### Данные для обработки
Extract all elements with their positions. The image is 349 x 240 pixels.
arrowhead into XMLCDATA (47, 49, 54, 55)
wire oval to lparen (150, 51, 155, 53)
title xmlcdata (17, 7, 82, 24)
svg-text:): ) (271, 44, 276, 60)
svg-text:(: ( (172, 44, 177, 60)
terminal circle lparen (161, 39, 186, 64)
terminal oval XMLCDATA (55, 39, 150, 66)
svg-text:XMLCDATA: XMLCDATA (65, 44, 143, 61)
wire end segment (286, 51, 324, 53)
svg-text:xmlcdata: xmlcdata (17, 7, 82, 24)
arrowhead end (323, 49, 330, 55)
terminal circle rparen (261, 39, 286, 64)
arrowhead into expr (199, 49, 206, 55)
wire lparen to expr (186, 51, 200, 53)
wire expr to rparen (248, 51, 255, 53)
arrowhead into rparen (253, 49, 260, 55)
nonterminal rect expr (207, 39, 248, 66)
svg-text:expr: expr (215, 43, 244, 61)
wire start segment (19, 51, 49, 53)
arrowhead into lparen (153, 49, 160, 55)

### Указание
Представьте, пожалуйста, все строки выше нумерованным списком, пропустив пустые.

### Ответ на задачу
1. Extract all elements with their positions. The image is 349 x 240 pixels.
2. arrowhead into XMLCDATA (47, 49, 54, 55)
3. wire oval to lparen (150, 51, 155, 53)
4. title xmlcdata (17, 7, 82, 24)
5. svg-text:): ) (271, 44, 276, 60)
6. svg-text:(: ( (172, 44, 177, 60)
7. terminal circle lparen (161, 39, 186, 64)
8. terminal oval XMLCDATA (55, 39, 150, 66)
9. svg-text:XMLCDATA: XMLCDATA (65, 44, 143, 61)
10. wire end segment (286, 51, 324, 53)
11. svg-text:xmlcdata: xmlcdata (17, 7, 82, 24)
12. arrowhead end (323, 49, 330, 55)
13. terminal circle rparen (261, 39, 286, 64)
14. arrowhead into expr (199, 49, 206, 55)
15. wire lparen to expr (186, 51, 200, 53)
16. wire expr to rparen (248, 51, 255, 53)
17. arrowhead into rparen (253, 49, 260, 55)
18. nonterminal rect expr (207, 39, 248, 66)
19. svg-text:expr: expr (215, 43, 244, 61)
20. wire start segment (19, 51, 49, 53)
21. arrowhead into lparen (153, 49, 160, 55)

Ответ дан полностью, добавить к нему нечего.